Source records:
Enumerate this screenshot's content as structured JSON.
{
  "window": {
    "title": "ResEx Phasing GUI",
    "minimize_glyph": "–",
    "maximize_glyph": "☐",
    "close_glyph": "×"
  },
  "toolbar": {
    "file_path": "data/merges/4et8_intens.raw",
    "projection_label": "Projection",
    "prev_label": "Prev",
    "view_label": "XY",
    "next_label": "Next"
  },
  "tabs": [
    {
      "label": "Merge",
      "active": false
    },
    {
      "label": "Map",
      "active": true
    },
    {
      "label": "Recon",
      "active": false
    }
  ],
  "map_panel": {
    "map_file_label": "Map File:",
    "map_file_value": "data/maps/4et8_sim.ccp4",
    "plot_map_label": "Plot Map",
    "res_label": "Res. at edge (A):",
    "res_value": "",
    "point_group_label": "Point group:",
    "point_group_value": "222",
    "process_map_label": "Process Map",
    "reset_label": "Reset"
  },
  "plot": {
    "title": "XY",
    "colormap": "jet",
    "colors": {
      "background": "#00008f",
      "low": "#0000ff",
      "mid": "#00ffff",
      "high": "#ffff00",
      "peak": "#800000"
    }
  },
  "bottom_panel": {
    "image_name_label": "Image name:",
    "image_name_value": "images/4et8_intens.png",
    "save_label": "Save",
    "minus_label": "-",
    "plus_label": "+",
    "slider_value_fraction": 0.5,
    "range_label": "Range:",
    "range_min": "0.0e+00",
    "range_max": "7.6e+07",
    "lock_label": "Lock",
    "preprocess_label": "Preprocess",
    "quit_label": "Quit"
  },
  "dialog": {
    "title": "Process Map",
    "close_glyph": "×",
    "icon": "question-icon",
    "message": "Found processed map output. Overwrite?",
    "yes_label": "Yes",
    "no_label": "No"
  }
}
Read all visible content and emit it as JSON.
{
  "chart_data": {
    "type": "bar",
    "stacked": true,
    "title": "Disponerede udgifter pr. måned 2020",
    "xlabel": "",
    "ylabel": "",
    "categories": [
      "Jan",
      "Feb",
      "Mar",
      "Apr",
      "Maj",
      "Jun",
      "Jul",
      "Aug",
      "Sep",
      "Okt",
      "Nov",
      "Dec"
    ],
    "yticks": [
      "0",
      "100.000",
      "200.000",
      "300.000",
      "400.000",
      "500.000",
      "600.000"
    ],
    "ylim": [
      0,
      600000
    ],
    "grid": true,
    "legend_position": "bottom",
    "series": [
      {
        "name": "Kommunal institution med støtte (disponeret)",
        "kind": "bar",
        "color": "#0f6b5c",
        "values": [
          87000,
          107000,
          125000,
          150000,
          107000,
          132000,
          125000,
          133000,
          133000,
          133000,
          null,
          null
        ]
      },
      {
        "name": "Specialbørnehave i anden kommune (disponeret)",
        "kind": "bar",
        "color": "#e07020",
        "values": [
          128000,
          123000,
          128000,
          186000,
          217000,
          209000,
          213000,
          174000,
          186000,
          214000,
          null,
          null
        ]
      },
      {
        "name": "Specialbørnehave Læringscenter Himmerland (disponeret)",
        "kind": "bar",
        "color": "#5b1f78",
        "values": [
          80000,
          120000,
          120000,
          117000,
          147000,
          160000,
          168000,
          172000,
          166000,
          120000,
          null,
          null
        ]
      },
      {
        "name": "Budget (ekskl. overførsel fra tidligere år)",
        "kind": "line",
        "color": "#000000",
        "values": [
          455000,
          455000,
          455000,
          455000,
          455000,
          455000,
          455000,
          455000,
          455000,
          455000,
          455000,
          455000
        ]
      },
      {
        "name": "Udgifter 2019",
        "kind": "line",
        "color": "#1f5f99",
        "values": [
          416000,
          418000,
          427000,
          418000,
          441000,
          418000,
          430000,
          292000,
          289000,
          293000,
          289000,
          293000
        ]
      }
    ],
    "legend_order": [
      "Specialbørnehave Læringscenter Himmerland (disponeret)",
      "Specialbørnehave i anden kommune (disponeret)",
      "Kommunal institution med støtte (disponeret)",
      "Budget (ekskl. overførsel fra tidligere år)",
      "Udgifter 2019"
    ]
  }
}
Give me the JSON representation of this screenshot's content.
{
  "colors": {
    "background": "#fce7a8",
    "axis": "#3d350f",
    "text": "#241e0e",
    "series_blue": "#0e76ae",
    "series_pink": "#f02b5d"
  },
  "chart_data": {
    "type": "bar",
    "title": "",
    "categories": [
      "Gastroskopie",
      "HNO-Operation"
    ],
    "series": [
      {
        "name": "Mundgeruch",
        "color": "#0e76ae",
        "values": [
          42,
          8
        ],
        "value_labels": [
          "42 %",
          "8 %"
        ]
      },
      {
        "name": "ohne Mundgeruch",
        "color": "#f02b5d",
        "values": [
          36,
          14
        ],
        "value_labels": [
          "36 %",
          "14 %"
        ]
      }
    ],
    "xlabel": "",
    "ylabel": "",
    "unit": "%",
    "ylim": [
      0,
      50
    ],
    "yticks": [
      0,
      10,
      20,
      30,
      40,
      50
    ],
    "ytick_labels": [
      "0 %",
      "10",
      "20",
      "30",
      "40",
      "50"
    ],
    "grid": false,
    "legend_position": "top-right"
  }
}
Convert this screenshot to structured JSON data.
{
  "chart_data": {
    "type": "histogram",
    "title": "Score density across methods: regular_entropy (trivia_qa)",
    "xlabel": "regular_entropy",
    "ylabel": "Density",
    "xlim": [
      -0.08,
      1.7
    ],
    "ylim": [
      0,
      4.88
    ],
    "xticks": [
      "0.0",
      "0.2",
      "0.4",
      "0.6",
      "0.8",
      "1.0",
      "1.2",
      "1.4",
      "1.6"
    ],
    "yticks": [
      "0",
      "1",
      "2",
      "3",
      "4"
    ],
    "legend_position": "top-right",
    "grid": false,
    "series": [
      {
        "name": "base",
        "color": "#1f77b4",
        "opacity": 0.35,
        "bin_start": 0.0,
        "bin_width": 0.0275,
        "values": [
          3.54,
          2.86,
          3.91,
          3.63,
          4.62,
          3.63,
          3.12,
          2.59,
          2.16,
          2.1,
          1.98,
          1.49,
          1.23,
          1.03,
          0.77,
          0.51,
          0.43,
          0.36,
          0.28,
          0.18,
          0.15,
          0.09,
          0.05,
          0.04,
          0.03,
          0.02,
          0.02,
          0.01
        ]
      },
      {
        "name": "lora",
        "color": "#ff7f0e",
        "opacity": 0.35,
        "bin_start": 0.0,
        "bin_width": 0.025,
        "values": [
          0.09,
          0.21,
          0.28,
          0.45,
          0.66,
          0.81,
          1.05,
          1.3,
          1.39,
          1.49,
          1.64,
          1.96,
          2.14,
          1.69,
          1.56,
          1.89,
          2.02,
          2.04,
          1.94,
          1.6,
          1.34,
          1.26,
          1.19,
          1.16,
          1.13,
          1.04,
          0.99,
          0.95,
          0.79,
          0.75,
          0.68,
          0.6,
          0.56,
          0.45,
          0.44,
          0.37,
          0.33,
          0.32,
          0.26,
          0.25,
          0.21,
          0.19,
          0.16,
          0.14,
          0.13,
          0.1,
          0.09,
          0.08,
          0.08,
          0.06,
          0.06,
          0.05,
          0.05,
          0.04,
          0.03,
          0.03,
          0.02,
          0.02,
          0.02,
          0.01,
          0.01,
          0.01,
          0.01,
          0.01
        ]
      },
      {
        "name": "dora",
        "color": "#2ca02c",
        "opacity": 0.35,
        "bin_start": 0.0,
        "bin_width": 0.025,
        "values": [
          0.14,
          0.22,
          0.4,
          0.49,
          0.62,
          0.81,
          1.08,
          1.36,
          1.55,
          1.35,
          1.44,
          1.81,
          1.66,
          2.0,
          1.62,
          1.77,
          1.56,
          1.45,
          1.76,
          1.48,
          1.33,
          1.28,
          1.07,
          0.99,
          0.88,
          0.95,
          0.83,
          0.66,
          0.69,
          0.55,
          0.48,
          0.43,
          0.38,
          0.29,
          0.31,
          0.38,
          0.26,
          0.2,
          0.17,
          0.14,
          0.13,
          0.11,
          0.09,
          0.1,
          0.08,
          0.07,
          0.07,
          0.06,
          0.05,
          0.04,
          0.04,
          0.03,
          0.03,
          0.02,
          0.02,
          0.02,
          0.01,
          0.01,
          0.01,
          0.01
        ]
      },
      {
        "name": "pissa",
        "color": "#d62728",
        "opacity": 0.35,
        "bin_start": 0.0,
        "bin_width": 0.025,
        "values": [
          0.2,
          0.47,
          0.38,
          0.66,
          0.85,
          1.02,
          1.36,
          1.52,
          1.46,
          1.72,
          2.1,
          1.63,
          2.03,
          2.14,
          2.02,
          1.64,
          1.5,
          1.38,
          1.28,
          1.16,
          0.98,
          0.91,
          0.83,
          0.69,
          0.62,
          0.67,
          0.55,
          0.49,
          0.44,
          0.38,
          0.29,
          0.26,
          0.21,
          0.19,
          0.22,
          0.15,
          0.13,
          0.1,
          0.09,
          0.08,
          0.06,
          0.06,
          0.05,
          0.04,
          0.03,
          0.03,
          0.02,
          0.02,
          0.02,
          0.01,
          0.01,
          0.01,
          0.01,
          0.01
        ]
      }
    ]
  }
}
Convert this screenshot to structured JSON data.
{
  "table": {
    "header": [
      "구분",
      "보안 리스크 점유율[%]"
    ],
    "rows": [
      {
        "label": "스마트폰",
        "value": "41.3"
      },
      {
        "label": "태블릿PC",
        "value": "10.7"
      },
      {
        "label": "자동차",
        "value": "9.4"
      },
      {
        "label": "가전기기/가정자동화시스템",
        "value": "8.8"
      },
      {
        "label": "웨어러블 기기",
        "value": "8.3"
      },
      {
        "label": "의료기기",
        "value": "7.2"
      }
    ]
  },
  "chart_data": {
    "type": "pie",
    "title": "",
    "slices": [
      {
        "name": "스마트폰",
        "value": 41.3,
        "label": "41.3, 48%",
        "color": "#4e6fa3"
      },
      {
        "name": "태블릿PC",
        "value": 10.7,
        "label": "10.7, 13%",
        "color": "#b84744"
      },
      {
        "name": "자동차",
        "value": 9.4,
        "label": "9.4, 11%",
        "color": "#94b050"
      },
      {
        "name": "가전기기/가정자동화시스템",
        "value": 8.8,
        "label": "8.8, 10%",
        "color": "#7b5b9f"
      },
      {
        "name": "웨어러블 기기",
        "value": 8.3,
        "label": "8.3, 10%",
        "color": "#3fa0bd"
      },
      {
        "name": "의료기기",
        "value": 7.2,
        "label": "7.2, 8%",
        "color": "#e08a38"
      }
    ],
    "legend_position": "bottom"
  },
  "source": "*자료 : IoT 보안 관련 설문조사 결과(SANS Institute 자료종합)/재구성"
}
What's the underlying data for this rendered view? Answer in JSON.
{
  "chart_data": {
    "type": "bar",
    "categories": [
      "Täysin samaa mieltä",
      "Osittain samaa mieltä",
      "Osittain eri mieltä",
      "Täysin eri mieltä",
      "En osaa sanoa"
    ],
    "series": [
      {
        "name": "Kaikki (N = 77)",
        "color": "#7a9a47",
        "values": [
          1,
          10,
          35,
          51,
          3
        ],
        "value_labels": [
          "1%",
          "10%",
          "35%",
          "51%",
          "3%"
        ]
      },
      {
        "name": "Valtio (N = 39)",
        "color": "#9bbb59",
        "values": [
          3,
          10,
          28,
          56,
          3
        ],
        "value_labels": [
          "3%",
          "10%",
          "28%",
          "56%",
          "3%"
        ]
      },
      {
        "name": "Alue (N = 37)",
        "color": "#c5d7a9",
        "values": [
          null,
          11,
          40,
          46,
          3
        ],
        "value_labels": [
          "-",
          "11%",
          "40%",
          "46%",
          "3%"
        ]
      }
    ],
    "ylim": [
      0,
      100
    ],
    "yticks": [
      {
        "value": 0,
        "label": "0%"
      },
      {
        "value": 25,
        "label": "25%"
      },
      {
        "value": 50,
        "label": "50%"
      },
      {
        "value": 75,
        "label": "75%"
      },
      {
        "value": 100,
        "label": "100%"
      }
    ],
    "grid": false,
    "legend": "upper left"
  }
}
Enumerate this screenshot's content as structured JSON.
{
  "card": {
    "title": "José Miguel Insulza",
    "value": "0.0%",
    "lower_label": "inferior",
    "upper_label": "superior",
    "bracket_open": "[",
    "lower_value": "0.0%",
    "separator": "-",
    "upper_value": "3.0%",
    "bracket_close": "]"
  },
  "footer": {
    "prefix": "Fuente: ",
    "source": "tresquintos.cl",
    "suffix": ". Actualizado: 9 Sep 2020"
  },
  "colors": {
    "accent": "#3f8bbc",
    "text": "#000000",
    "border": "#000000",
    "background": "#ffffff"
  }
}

- [DIRECTIVE] Write down the number of lines where the word "Læringscenter" appears, and nothing further.

- [WORKED SOLUTION] 2